▸ Task: Reproduce all entries precisely as they are written.

▸ Raw records:
— Start —
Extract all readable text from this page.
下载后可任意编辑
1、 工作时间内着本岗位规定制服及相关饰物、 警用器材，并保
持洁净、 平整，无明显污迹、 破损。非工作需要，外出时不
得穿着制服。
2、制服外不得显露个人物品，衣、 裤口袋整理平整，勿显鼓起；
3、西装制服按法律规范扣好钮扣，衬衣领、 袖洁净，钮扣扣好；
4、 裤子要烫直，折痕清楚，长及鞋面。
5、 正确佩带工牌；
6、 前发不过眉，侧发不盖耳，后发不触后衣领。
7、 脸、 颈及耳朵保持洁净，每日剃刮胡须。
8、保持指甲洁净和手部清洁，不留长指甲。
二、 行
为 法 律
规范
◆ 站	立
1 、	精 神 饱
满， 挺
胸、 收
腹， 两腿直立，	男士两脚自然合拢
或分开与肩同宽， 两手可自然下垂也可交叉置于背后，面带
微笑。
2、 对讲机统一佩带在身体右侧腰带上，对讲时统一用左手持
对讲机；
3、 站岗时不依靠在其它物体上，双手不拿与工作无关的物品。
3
— End —
▸ Response to this exercise:
Extract all readable text from this page.
下载后可任意编辑
1、 工作时间内着本岗位规定制服及相关饰物、 警用器材，并保
持洁净、 平整，无明显污迹、 破损。非工作需要，外出时不
得穿着制服。
2、制服外不得显露个人物品，衣、 裤口袋整理平整，勿显鼓起；
3、西装制服按法律规范扣好钮扣，衬衣领、 袖洁净，钮扣扣好；
4、 裤子要烫直，折痕清楚，长及鞋面。
5、 正确佩带工牌；
6、 前发不过眉，侧发不盖耳，后发不触后衣领。
7、 脸、 颈及耳朵保持洁净，每日剃刮胡须。
8、保持指甲洁净和手部清洁，不留长指甲。
二、 行
为 法 律
规范
◆ 站	立
1 、	精 神 饱
满， 挺
胸、 收
腹， 两腿直立，	男士两脚自然合拢
或分开与肩同宽， 两手可自然下垂也可交叉置于背后，面带
微笑。
2、 对讲机统一佩带在身体右侧腰带上，对讲时统一用左手持
对讲机；
3、 站岗时不依靠在其它物体上，双手不拿与工作无关的物品。
3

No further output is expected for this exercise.